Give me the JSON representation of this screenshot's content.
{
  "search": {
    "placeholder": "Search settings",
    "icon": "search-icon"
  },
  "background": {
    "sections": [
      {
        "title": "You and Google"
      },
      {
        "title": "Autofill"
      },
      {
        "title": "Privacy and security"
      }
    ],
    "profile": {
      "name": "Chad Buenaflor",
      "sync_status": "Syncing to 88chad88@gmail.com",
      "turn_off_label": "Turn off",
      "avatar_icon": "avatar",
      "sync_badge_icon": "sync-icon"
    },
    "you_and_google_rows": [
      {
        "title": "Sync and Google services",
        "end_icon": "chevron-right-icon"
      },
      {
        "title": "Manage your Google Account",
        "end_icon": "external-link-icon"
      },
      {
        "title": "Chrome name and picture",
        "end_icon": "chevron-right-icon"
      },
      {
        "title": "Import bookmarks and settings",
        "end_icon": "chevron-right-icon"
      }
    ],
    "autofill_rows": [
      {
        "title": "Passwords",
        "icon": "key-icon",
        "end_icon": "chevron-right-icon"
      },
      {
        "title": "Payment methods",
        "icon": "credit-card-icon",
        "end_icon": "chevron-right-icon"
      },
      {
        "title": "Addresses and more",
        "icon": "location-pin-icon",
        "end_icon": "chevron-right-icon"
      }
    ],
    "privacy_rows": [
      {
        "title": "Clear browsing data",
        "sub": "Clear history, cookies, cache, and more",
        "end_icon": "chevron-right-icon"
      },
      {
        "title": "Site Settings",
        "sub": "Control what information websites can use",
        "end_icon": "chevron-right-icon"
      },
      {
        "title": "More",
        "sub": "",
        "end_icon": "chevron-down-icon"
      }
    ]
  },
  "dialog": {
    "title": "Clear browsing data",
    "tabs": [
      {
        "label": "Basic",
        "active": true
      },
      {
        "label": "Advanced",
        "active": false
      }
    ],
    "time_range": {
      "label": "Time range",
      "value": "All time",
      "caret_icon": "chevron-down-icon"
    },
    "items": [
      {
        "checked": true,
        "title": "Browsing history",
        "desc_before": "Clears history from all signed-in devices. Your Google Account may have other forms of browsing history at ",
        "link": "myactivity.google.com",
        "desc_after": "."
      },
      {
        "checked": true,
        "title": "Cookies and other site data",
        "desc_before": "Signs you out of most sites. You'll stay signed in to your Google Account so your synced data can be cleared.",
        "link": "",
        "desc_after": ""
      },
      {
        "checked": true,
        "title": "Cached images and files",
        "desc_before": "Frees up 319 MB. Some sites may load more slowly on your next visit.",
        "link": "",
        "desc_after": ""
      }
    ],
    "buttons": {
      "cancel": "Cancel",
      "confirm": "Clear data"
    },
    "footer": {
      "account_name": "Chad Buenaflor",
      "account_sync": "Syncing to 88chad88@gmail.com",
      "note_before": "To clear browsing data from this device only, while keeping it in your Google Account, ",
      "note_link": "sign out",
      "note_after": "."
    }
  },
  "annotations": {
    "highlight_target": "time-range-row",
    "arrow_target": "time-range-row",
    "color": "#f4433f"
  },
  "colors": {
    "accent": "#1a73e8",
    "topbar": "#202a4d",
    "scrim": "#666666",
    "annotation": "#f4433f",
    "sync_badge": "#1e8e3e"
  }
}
========================================================================
Requirement: Go through the records and gather the lines that hold "gmail".

Problem solution:
      "sync_status": "Syncing to 88chad88@gmail.com",
      "account_sync": "Syncing to 88chad88@gmail.com",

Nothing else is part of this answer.